**WHAT THIS TASK INVOLVES**.
Locate every line in the records below that holds the word "project" and return each one.

--- Begin RECORDS SHOWN ---

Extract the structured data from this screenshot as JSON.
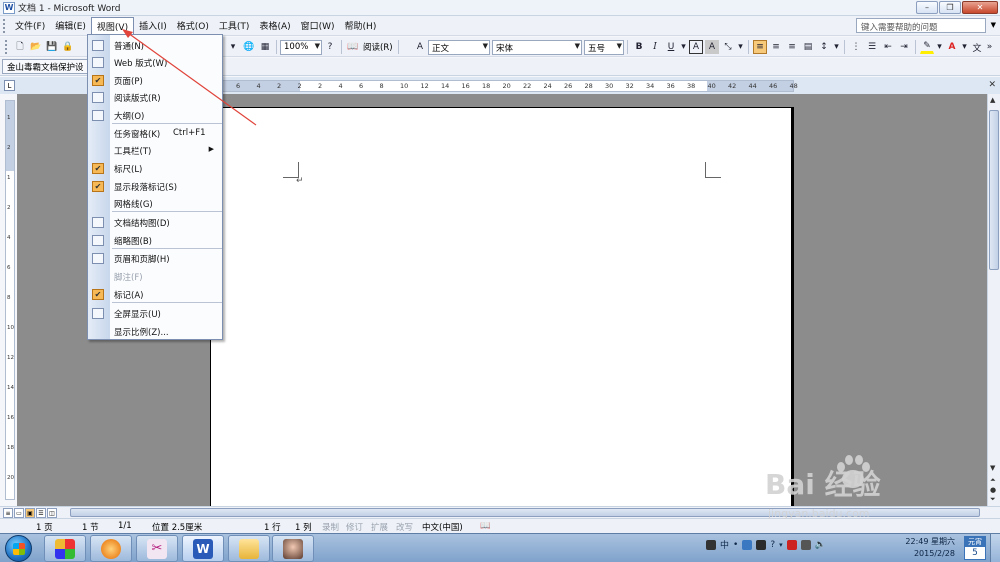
{
  "window": {
    "title": "文档 1 - Microsoft Word"
  },
  "menubar": {
    "items": [
      "文件(F)",
      "编辑(E)",
      "视图(V)",
      "插入(I)",
      "格式(O)",
      "工具(T)",
      "表格(A)",
      "窗口(W)",
      "帮助(H)"
    ],
    "help_placeholder": "键入需要帮助的问题"
  },
  "toolbar": {
    "zoom": "100%",
    "read_label": "阅读(R)",
    "style": "正文",
    "font": "宋体",
    "size": "五号",
    "bold": "B",
    "italic": "I",
    "underline": "U",
    "char_border": "A",
    "char_shade": "A"
  },
  "toolbar2": {
    "protect_label": "金山毒霸文档保护设"
  },
  "ruler": {
    "numbers": [
      "6",
      "4",
      "2",
      "2",
      "2",
      "4",
      "6",
      "8",
      "10",
      "12",
      "14",
      "16",
      "18",
      "20",
      "22",
      "24",
      "26",
      "28",
      "30",
      "32",
      "34",
      "36",
      "38",
      "40",
      "42",
      "44",
      "46",
      "48"
    ],
    "vertical_numbers": [
      "1",
      "2",
      "1",
      "2",
      "4",
      "6",
      "8",
      "10",
      "12",
      "14",
      "16",
      "18",
      "20"
    ]
  },
  "view_menu": {
    "items": [
      {
        "label": "普通(N)",
        "icon": "normal-view-icon",
        "checked": false
      },
      {
        "label": "Web 版式(W)",
        "icon": "web-layout-icon",
        "checked": false
      },
      {
        "label": "页面(P)",
        "icon": "print-layout-icon",
        "checked": true
      },
      {
        "label": "阅读版式(R)",
        "icon": "reading-layout-icon",
        "checked": false
      },
      {
        "label": "大纲(O)",
        "icon": "outline-view-icon",
        "checked": false
      },
      {
        "label": "任务窗格(K)",
        "shortcut": "Ctrl+F1"
      },
      {
        "label": "工具栏(T)",
        "submenu": true
      },
      {
        "label": "标尺(L)",
        "checked": true
      },
      {
        "label": "显示段落标记(S)",
        "checked": true
      },
      {
        "label": "网格线(G)"
      },
      {
        "label": "文档结构图(D)",
        "icon": "document-map-icon"
      },
      {
        "label": "缩略图(B)",
        "icon": "thumbnails-icon"
      },
      {
        "label": "页眉和页脚(H)",
        "icon": "header-footer-icon"
      },
      {
        "label": "脚注(F)",
        "disabled": true
      },
      {
        "label": "标记(A)",
        "icon": "markup-icon",
        "checked": true
      },
      {
        "label": "全屏显示(U)",
        "icon": "full-screen-icon"
      },
      {
        "label": "显示比例(Z)..."
      }
    ]
  },
  "statusbar": {
    "page": "1 页",
    "section": "1 节",
    "page_of": "1/1",
    "position": "位置 2.5厘米",
    "line": "1 行",
    "column": "1 列",
    "rec": "录制",
    "trk": "修订",
    "ext": "扩展",
    "ovr": "改写",
    "language": "中文(中国)"
  },
  "taskbar": {
    "ime": "中",
    "time": "22:49 星期六",
    "date": "2015/2/28",
    "cal_header": "元宵",
    "cal_day": "5"
  },
  "watermark": {
    "brand": "Bai 经验",
    "url": "jingyan.baidu.com"
  },
  "colors": {
    "accent": "#f7b955",
    "annotation_arrow": "#e0443a",
    "workspace": "#8c8c8c"
  }
}
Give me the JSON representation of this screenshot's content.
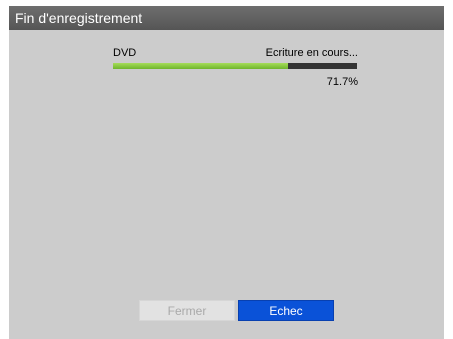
{
  "window": {
    "title": "Fin d'enregistrement"
  },
  "progress": {
    "device_label": "DVD",
    "status_text": "Ecriture en cours...",
    "percent_text": "71.7%",
    "fraction": 0.717,
    "fill_color": "#8ccf3f",
    "track_color": "#333333"
  },
  "buttons": {
    "close_label": "Fermer",
    "close_enabled": false,
    "fail_label": "Echec",
    "fail_color": "#0a52d8"
  }
}
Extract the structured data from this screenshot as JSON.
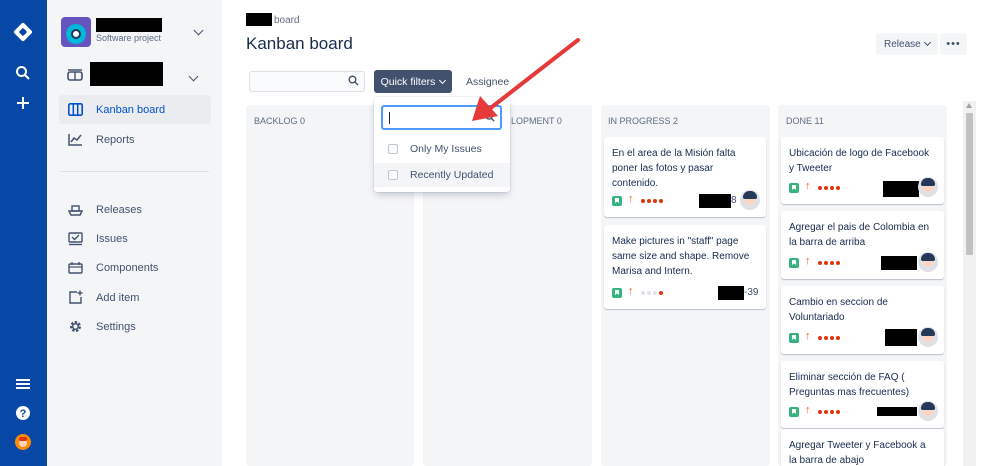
{
  "project": {
    "subtitle": "Software project"
  },
  "sidebar": {
    "items": [
      {
        "label": "Kanban board",
        "icon": "board-icon"
      },
      {
        "label": "Reports",
        "icon": "chart-icon"
      },
      {
        "label": "Releases",
        "icon": "ship-icon"
      },
      {
        "label": "Issues",
        "icon": "issues-icon"
      },
      {
        "label": "Components",
        "icon": "components-icon"
      },
      {
        "label": "Add item",
        "icon": "add-item-icon"
      },
      {
        "label": "Settings",
        "icon": "gear-icon"
      }
    ]
  },
  "header": {
    "breadcrumb_suffix": "board",
    "title": "Kanban board",
    "release_label": "Release",
    "more_label": "•••"
  },
  "filters": {
    "quick_filters_label": "Quick filters",
    "assignee_label": "Assignee"
  },
  "dropdown": {
    "options": [
      "Only My Issues",
      "Recently Updated"
    ]
  },
  "columns": [
    {
      "title": "BACKLOG 0"
    },
    {
      "title": "LOPMENT 0"
    },
    {
      "title": "IN PROGRESS 2"
    },
    {
      "title": "DONE 11"
    }
  ],
  "in_progress_cards": [
    {
      "text": "En el area de la Misión falta poner las fotos y pasar contenido.",
      "key": "8"
    },
    {
      "text": "Make pictures in \"staff\" page same size and shape. Remove Marisa and Intern.",
      "key": "-39"
    }
  ],
  "done_cards": [
    {
      "text": "Ubicación de logo de Facebook y Tweeter"
    },
    {
      "text": "Agregar el pais de Colombia en la barra de arriba"
    },
    {
      "text": "Cambio en seccion de Voluntariado"
    },
    {
      "text": "Eliminar sección de FAQ ( Preguntas mas frecuentes)"
    },
    {
      "text": "Agregar Tweeter y Facebook a la barra de abajo"
    }
  ],
  "colors": {
    "global_nav": "#0747a6",
    "sidebar_bg": "#f4f5f7",
    "active_link": "#0052cc",
    "story_green": "#36b37e",
    "priority_red": "#ff5630",
    "quick_filter_bg": "#42526e",
    "annotation_arrow": "#e5393a"
  }
}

--- End RECORDS SHOWN ---

**EXPECTED ANSWER**.
  "project": {
    "subtitle": "Software project"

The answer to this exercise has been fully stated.